Look for the string "twice" in every line, and copy each line that has it.

## Material shown
──────────
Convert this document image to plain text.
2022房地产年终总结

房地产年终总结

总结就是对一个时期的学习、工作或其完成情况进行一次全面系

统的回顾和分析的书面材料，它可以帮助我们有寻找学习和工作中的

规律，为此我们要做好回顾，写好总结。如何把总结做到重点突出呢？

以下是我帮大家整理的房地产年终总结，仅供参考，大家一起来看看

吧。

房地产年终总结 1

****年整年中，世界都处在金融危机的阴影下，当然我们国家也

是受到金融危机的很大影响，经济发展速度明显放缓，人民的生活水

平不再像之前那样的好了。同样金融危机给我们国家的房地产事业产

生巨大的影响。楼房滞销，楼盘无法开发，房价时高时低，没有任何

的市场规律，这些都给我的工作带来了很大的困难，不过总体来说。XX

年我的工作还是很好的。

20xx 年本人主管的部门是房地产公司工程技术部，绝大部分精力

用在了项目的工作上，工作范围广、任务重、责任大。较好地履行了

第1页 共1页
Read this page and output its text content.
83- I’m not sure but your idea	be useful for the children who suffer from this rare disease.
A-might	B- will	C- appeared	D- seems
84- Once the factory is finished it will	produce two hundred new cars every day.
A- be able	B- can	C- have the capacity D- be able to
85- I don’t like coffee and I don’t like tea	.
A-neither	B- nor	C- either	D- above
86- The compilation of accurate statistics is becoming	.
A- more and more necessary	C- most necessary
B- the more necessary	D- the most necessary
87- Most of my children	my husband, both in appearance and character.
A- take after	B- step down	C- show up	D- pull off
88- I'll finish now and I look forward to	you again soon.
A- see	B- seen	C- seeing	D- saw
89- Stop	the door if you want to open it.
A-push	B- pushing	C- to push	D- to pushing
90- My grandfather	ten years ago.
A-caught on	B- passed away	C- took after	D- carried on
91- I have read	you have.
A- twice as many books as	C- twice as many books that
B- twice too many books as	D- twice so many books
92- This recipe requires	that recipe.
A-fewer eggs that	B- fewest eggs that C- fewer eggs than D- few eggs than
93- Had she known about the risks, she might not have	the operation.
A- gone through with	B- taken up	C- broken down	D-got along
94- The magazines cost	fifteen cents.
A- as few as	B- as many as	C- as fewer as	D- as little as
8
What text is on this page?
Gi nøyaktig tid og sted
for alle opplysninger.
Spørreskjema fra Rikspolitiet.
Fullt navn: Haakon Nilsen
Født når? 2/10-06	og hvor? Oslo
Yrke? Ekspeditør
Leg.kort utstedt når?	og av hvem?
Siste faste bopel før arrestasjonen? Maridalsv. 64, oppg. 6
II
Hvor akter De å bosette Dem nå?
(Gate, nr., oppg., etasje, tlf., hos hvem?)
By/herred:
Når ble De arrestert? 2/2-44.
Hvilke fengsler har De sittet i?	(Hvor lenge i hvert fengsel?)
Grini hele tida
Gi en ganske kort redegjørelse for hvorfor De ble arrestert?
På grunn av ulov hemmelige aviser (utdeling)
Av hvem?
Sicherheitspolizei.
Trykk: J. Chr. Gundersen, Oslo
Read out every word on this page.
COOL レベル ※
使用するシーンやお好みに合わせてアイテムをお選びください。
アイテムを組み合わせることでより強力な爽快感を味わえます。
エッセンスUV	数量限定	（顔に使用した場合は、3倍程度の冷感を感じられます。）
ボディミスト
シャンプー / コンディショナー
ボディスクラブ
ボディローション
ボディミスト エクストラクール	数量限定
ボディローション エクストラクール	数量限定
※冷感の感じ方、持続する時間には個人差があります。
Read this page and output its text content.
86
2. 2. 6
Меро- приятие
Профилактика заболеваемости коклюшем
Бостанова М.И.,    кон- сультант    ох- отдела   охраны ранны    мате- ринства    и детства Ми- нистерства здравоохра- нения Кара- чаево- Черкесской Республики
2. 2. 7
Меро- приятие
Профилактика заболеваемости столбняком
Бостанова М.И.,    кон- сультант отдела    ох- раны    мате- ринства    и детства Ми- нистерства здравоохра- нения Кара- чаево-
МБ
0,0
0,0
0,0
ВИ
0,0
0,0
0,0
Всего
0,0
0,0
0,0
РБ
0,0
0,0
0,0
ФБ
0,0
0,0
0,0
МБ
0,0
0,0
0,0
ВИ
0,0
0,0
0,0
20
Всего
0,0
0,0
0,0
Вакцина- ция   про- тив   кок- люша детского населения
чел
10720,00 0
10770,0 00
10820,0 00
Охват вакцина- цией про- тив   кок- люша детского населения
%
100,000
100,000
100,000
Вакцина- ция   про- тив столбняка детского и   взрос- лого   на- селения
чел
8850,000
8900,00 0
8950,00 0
──────────
## Result
A- twice as many books as	C- twice as many books that
B- twice too many books as	D- twice so many books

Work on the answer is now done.